TASK OBJECTIVE.
State how many lines of the data contain the word "ವಪತನವ", and write nothing besides the number.

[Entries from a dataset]
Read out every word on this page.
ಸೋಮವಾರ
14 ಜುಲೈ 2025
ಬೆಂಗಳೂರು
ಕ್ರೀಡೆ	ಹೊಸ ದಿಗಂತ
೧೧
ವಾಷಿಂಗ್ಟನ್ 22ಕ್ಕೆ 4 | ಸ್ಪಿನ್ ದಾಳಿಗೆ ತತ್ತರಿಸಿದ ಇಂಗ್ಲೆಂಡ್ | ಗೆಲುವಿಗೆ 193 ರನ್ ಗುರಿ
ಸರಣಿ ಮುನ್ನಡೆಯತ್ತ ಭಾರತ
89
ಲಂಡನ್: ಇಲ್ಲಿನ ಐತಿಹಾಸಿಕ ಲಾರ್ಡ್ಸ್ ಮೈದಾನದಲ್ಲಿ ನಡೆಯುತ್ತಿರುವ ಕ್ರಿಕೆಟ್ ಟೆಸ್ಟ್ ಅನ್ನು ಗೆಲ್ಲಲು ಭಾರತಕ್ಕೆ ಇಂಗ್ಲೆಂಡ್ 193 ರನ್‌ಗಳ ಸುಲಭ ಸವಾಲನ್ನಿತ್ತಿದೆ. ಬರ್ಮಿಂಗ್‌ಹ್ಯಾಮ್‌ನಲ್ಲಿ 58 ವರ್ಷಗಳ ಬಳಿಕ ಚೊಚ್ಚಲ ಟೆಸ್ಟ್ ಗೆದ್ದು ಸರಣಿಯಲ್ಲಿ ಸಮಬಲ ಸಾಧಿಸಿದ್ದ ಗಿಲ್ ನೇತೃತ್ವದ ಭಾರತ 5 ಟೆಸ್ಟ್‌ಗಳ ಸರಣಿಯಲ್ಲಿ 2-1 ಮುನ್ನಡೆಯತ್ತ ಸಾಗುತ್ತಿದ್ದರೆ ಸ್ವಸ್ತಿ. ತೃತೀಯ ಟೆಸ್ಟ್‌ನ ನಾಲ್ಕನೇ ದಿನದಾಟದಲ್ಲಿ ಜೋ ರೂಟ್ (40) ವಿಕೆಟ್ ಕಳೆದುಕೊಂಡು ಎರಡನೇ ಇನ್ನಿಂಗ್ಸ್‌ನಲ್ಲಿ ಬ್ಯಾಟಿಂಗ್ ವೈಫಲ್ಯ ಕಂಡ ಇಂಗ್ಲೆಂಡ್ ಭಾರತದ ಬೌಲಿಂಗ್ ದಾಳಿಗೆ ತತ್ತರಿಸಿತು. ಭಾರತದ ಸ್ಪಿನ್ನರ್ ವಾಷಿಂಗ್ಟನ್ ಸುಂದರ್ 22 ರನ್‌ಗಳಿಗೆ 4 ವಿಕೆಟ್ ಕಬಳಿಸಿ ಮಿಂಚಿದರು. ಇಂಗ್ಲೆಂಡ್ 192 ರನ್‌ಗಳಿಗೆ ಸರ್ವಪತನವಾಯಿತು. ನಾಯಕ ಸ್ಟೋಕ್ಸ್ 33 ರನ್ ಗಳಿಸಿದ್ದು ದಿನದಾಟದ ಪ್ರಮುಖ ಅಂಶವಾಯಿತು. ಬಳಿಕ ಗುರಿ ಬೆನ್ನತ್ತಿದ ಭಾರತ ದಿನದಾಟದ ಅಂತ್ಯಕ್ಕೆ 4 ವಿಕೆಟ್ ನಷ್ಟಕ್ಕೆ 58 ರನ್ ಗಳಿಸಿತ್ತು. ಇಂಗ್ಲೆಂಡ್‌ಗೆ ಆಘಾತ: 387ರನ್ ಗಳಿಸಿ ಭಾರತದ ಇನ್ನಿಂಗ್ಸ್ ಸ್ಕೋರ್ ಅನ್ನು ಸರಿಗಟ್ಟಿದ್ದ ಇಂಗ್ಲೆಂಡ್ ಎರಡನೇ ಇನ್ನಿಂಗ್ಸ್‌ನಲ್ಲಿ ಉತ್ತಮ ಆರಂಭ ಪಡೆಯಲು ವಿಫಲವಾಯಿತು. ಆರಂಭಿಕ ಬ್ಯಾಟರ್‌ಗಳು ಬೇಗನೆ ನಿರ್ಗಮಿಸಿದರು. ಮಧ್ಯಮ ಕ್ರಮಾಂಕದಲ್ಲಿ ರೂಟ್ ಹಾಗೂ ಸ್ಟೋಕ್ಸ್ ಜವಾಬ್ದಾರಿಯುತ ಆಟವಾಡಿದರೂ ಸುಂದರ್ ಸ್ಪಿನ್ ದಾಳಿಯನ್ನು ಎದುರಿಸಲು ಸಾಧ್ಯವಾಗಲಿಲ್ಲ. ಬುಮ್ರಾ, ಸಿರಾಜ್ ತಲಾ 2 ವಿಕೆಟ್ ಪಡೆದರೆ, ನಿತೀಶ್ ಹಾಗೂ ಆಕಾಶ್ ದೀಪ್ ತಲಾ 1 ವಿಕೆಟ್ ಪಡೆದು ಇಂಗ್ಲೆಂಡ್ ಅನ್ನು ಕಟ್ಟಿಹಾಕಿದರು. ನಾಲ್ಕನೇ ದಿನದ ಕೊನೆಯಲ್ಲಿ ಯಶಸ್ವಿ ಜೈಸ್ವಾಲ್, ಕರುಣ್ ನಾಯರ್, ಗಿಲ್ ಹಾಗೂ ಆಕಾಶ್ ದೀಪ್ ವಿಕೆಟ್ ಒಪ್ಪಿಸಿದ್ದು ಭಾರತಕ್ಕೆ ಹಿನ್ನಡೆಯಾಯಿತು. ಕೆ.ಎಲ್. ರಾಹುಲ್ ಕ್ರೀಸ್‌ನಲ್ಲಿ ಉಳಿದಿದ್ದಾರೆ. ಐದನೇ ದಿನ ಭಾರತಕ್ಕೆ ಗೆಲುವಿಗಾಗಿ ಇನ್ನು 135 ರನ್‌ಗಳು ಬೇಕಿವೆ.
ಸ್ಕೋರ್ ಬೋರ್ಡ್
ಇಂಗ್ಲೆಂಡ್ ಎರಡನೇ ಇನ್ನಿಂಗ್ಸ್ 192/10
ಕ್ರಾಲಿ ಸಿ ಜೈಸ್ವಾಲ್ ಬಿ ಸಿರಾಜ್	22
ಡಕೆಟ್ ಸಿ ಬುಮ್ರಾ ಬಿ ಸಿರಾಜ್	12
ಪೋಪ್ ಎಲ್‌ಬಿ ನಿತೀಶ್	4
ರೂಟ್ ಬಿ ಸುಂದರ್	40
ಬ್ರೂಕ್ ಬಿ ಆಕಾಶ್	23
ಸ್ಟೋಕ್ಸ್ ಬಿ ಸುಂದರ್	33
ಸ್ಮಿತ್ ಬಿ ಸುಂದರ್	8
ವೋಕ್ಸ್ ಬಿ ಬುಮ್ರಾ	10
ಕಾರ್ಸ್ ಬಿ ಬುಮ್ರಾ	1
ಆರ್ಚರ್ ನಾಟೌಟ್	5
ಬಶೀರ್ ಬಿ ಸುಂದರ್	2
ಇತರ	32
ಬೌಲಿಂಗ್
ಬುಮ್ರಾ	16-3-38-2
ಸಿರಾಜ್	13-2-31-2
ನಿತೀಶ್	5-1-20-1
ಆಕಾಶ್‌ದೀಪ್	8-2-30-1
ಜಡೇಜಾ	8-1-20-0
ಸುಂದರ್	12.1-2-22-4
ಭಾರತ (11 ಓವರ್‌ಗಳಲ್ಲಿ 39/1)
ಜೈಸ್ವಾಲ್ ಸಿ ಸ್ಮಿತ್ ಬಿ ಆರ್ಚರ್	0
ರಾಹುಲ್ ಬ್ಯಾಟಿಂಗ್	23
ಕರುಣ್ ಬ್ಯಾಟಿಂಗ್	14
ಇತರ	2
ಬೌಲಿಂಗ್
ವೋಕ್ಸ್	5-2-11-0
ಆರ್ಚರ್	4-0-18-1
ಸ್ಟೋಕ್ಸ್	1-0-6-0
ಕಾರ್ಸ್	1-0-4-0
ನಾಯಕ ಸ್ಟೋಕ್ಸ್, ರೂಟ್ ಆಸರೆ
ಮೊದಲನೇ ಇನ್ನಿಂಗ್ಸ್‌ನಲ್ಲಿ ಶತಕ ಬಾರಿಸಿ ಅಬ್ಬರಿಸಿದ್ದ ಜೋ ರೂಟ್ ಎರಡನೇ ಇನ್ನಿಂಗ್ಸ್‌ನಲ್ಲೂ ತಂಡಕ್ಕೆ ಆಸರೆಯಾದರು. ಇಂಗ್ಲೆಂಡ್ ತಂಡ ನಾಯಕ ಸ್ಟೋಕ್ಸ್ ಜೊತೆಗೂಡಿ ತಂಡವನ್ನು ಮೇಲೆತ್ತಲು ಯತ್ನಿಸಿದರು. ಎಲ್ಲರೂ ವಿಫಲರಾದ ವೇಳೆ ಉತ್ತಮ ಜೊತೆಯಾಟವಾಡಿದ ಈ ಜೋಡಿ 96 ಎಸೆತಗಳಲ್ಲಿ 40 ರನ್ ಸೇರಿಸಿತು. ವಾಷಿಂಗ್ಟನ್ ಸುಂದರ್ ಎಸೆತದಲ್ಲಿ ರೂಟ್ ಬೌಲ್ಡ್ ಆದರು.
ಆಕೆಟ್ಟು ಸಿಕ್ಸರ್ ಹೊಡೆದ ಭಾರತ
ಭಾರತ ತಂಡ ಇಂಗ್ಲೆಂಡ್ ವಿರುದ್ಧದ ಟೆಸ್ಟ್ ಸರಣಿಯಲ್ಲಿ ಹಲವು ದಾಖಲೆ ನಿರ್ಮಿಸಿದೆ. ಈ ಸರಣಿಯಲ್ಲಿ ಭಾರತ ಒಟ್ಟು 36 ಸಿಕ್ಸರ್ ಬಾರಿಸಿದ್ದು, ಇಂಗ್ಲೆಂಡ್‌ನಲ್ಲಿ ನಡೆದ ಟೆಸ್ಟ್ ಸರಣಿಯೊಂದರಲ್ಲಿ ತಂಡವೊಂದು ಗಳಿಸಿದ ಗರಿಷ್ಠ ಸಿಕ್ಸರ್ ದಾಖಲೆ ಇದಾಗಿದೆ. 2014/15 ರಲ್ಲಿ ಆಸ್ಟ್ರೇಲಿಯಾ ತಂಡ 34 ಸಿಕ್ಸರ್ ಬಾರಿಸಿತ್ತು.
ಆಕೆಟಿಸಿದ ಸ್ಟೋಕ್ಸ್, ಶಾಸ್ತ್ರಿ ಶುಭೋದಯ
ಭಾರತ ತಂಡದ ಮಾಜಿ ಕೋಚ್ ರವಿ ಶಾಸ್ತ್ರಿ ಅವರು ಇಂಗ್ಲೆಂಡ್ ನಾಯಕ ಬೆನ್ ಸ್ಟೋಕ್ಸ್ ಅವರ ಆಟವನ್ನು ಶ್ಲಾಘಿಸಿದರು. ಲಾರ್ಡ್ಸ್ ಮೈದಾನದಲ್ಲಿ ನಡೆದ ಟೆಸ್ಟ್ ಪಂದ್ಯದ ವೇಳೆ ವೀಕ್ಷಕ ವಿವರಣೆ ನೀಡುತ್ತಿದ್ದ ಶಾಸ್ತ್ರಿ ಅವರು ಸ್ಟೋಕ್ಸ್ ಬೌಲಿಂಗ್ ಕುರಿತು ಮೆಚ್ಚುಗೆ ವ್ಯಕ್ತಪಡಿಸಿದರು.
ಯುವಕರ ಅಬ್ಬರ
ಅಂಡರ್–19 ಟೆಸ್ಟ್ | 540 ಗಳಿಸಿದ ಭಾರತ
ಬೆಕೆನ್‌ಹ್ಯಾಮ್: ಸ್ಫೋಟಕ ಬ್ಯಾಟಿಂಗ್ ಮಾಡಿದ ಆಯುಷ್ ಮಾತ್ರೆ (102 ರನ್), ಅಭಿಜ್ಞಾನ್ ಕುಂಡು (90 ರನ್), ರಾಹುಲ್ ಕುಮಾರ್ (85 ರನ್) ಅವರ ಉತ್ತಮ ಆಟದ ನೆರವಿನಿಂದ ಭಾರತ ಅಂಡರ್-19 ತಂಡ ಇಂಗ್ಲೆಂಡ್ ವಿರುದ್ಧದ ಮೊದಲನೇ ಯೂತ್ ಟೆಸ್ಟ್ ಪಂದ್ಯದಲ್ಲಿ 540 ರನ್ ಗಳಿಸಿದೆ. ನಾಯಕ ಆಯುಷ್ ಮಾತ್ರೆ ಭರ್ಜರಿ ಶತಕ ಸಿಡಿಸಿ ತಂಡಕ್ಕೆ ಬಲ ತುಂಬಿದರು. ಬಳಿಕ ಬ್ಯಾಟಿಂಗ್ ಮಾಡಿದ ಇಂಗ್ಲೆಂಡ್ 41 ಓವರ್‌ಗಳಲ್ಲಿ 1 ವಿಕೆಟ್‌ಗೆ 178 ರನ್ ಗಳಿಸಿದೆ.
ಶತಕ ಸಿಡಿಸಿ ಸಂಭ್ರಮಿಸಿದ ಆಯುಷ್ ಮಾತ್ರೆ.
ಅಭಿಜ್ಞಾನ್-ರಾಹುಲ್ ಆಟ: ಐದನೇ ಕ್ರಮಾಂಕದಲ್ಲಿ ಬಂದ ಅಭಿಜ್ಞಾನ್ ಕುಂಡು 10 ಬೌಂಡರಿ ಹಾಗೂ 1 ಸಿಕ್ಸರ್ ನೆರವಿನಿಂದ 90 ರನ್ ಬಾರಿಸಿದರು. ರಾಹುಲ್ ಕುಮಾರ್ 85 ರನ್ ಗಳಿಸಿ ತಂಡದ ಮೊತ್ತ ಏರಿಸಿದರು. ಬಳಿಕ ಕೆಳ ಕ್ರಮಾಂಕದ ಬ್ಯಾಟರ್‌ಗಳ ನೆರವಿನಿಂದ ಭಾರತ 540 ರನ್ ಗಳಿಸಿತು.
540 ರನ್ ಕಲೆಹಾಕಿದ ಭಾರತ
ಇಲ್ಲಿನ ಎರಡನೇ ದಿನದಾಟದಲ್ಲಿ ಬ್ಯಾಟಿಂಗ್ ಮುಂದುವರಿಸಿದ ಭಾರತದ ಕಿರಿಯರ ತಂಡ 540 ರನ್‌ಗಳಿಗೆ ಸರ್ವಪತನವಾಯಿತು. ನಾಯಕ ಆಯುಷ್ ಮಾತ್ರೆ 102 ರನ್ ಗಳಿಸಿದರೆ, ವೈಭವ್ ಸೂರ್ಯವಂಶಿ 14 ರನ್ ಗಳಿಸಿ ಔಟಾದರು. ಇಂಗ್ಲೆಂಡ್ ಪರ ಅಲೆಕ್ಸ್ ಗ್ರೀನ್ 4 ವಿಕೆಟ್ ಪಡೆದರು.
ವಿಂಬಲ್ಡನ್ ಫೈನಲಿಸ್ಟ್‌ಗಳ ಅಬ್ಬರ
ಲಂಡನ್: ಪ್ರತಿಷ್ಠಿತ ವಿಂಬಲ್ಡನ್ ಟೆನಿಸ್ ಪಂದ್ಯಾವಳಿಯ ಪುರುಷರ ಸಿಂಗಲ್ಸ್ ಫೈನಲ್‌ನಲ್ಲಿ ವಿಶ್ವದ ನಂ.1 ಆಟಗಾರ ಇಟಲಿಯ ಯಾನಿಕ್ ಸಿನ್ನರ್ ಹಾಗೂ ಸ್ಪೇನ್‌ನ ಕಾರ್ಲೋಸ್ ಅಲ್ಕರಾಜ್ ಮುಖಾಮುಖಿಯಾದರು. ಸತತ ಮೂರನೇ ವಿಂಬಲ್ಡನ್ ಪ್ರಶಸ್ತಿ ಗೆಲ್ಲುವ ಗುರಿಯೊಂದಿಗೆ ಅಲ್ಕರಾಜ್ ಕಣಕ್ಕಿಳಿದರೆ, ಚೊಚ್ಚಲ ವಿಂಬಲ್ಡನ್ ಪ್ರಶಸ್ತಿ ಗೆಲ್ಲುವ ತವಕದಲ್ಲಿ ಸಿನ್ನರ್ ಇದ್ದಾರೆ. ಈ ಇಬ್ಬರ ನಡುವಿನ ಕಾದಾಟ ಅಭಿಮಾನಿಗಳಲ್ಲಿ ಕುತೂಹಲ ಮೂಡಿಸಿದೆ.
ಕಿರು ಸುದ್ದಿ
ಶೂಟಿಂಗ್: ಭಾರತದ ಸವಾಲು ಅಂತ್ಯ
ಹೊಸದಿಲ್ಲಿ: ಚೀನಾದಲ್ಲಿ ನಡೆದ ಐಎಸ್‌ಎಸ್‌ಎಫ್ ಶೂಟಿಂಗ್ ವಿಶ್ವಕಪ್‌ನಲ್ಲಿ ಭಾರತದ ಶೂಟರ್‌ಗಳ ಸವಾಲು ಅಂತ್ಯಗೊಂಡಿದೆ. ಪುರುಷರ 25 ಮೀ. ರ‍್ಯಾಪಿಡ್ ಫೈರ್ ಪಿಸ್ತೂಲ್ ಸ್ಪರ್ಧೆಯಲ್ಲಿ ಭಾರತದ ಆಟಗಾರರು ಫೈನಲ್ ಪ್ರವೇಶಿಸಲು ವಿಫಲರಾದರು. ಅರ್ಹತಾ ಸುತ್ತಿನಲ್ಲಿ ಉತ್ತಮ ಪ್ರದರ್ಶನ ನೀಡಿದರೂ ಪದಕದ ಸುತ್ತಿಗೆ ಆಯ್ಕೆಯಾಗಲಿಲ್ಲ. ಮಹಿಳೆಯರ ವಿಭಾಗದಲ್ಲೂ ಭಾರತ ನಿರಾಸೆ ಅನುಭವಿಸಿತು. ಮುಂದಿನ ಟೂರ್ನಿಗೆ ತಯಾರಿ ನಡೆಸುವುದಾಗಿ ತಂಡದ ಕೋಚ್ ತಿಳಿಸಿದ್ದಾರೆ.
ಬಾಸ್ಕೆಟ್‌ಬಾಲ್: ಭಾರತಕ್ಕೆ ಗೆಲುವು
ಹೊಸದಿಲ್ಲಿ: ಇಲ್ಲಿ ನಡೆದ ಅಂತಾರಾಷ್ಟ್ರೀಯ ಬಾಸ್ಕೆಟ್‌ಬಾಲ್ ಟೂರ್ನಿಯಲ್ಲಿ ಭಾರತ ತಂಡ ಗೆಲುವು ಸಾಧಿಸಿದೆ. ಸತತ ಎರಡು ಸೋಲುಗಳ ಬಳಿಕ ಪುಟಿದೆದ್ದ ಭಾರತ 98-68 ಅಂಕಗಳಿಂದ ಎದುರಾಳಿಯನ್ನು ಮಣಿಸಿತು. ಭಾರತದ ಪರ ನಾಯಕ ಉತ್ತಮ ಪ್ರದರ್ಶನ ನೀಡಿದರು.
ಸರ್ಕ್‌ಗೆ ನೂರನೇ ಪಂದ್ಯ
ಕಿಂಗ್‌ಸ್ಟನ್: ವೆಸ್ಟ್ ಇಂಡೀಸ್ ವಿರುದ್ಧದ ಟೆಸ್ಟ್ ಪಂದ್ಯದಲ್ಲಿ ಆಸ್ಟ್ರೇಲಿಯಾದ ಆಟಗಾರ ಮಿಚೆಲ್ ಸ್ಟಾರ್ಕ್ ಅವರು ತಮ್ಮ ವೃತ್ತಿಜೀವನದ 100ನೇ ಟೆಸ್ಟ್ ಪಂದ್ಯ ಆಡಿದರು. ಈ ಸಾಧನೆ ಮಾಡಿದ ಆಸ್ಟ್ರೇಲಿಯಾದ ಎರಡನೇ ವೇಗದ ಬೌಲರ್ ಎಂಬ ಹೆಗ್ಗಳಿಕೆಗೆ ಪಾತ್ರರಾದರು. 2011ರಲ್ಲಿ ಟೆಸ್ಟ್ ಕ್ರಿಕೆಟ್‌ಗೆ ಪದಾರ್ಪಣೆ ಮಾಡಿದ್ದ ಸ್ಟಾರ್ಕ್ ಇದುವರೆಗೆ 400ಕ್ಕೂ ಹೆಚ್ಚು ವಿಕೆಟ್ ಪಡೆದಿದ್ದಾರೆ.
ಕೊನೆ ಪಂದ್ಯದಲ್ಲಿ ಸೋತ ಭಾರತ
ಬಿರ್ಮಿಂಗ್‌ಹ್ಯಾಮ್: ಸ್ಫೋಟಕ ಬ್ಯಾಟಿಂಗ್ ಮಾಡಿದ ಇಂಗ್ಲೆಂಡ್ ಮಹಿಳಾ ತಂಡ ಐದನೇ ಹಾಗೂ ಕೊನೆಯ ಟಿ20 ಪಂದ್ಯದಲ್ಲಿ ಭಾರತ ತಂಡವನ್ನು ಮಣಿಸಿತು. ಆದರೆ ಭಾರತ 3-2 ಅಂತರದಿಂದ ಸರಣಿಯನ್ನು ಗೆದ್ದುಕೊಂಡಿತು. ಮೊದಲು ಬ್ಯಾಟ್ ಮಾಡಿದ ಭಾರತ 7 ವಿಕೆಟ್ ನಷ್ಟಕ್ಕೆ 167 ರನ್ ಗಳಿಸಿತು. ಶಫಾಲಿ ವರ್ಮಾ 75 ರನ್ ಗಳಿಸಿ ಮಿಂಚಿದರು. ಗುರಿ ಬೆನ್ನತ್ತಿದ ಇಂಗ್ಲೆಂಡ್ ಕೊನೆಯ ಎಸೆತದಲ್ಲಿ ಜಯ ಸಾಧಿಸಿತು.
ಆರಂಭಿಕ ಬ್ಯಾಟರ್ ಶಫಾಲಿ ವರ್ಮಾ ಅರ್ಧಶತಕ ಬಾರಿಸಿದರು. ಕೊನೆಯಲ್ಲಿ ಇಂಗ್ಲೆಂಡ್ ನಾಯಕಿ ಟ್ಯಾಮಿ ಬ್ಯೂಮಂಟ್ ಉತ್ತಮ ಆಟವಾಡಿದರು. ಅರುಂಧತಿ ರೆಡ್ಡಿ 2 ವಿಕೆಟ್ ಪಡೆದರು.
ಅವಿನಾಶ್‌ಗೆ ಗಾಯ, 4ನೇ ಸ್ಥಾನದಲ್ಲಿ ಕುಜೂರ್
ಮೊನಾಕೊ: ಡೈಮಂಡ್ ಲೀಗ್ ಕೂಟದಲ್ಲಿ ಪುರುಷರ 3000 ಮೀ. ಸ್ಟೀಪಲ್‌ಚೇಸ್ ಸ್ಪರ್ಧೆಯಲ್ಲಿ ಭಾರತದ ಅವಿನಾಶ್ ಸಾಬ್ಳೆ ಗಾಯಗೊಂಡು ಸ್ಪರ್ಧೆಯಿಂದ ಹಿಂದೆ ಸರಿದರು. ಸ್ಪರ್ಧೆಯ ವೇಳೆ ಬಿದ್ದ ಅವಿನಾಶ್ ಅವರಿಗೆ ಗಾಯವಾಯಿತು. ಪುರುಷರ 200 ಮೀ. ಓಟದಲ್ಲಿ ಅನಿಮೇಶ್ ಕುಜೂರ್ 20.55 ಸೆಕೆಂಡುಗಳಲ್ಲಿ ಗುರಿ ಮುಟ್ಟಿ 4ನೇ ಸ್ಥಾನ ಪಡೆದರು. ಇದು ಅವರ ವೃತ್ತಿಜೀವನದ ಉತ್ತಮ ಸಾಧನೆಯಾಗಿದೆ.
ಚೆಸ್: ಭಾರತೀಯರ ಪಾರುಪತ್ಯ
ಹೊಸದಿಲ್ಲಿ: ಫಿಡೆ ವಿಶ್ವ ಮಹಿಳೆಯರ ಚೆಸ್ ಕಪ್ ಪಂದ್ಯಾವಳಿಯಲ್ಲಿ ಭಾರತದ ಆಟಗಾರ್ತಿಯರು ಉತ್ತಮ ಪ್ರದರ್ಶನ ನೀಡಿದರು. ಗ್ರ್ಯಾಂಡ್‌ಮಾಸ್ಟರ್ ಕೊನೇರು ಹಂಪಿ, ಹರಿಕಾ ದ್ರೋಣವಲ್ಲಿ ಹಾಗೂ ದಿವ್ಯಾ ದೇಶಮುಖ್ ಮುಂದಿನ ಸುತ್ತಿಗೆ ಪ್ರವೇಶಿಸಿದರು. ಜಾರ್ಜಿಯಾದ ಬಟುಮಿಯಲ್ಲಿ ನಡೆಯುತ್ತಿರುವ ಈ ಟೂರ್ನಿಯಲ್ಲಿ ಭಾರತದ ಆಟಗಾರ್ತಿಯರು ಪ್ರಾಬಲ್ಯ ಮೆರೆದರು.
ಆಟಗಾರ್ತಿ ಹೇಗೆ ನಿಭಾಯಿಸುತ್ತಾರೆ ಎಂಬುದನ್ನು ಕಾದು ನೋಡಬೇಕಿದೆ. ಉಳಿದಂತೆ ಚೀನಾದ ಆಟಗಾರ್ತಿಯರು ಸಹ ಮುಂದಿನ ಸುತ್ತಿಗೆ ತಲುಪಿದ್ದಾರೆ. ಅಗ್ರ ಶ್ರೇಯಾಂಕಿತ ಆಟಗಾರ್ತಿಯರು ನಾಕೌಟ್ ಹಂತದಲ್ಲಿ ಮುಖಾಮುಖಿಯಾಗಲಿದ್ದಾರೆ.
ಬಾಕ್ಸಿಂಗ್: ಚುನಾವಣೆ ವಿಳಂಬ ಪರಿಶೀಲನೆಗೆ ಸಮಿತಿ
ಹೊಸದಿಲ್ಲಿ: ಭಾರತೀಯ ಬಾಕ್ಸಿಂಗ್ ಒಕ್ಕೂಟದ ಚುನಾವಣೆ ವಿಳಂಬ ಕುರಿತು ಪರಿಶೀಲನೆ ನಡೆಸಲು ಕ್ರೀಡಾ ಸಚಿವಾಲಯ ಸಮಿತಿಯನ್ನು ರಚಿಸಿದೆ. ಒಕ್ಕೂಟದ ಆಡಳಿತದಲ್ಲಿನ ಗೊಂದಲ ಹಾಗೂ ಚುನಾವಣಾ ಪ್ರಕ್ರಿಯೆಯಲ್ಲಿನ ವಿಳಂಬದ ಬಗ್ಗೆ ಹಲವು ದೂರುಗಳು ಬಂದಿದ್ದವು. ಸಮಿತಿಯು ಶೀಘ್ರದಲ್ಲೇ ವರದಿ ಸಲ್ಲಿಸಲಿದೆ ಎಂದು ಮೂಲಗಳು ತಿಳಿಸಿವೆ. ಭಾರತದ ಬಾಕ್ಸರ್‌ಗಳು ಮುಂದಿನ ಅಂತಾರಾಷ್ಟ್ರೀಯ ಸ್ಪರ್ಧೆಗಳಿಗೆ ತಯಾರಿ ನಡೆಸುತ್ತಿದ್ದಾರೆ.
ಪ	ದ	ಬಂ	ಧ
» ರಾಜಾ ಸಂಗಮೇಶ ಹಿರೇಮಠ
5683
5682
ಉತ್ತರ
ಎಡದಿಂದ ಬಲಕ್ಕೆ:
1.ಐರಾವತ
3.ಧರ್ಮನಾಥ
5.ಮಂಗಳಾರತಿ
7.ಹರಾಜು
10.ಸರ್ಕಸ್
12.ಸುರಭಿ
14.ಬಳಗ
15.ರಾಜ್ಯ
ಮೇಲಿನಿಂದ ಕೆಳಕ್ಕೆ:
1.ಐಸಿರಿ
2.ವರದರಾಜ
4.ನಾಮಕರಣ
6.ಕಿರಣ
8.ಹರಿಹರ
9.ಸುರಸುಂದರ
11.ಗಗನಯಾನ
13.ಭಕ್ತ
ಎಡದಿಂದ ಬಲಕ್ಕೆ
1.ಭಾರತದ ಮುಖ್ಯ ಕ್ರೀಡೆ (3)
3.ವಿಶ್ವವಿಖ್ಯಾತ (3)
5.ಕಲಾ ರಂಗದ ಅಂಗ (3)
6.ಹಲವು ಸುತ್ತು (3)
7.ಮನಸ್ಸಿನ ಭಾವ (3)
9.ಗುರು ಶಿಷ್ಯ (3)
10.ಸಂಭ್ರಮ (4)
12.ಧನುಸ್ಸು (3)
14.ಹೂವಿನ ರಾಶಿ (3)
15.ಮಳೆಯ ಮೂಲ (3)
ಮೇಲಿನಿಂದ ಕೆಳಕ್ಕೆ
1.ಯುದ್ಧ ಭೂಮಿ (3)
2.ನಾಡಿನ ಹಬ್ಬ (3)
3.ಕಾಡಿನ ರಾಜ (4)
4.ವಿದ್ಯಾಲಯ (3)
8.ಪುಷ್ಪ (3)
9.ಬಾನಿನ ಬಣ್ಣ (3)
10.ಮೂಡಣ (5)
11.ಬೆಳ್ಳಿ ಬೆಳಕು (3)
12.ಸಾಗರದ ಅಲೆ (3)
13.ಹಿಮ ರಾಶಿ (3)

ANSWER BELOW.
2